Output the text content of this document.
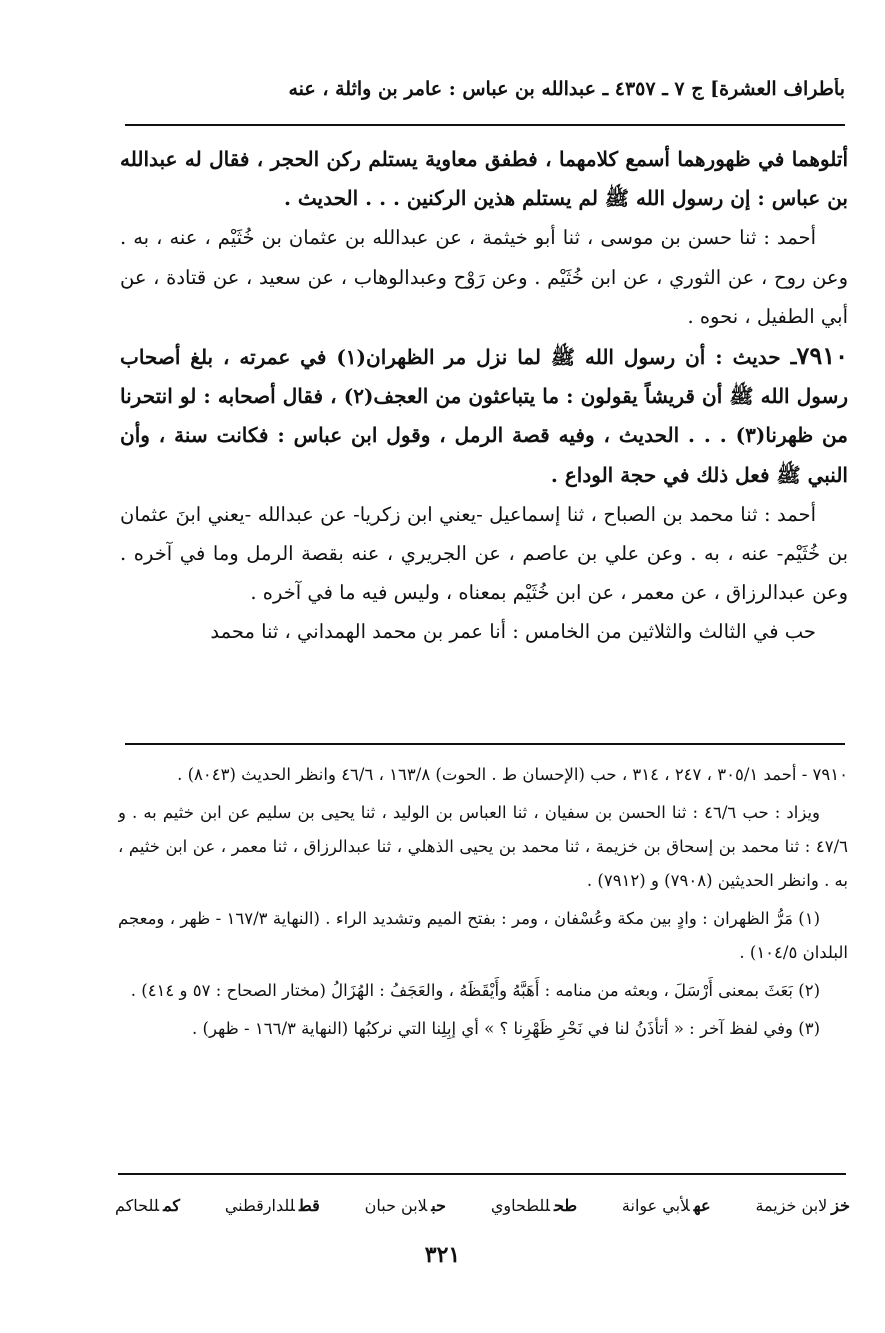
بأطراف العشرة] ج ٧ ـ ٤٣٥٧ ـ عبدالله بن عباس : عامر بن واثلة ، عنه

أتلوهما في ظهورهما أسمع كلامهما ، فطفق معاوية يستلم ركن الحجر ، فقال له عبدالله بن عباس : إن رسول الله ﷺ لم يستلم هذين الركنين . . . الحديث .

أحمد : ثنا حسن بن موسى ، ثنا أبو خيثمة ، عن عبدالله بن عثمان بن خُثَيْم ، عنه ، به . وعن روح ، عن الثوري ، عن ابن خُثَيْم . وعن رَوْح وعبدالوهاب ، عن سعيد ، عن قتادة ، عن أبي الطفيل ، نحوه .

٧٩١٠ـ حديث : أن رسول الله ﷺ لما نزل مر الظهران(١) في عمرته ، بلغ أصحاب رسول الله ﷺ أن قريشاً يقولون : ما يتباعثون من العجف(٢) ، فقال أصحابه : لو انتحرنا من ظهرنا(٣) . . . الحديث ، وفيه قصة الرمل ، وقول ابن عباس : فكانت سنة ، وأن النبي ﷺ فعل ذلك في حجة الوداع .

أحمد : ثنا محمد بن الصباح ، ثنا إسماعيل -يعني ابن زكريا- عن عبدالله -يعني ابنَ عثمان بن خُثَيْم- عنه ، به . وعن علي بن عاصم ، عن الجريري ، عنه بقصة الرمل وما في آخره . وعن عبدالرزاق ، عن معمر ، عن ابن خُثَيْم بمعناه ، وليس فيه ما في آخره .

حب في الثالث والثلاثين من الخامس : أنا عمر بن محمد الهمداني ، ثنا محمد

٧٩١٠ - أحمد ٣٠٥/١ ، ٢٤٧ ، ٣١٤ ، حب (الإحسان ط . الحوت) ١٦٣/٨ ، ٤٦/٦ وانظر الحديث (٨٠٤٣) .

ويزاد : حب ٤٦/٦ : ثنا الحسن بن سفيان ، ثنا العباس بن الوليد ، ثنا يحيى بن سليم عن ابن خثيم به . و ٤٧/٦ : ثنا محمد بن إسحاق بن خزيمة ، ثنا محمد بن يحيى الذهلي ، ثنا عبدالرزاق ، ثنا معمر ، عن ابن خثيم ، به . وانظر الحديثين (٧٩٠٨) و (٧٩١٢) .

(١) مَرُّ الظهران : وادٍ بين مكة وعُسْفان ، ومر : بفتح الميم وتشديد الراء . (النهاية ١٦٧/٣ - ظهر ، ومعجم البلدان ١٠٤/٥) .

(٢) بَعَثَ بمعنى أَرْسَلَ ، وبعثه من منامه : أَهَبَّهُ وأَيْقَظَهُ ، والعَجَفُ : الهُزَالُ (مختار الصحاح : ٥٧ و ٤١٤) .

(٣) وفي لفظ آخر : « أتأذَنُ لنا في نَحْرِ ظَهْرِنا ؟ » أي إبِلِنا التي نركبُها (النهاية ١٦٦/٣ - ظهر) .

خزلابن خزيمة
عهلأبي عوانة
طحللطحاوي
حبلابن حبان
قطللدارقطني
كمللحاكم
٣٢١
---
DO THIS →
Give a single number: the count of lines above that include the word "خزيمة".

FULL ANSWER →
2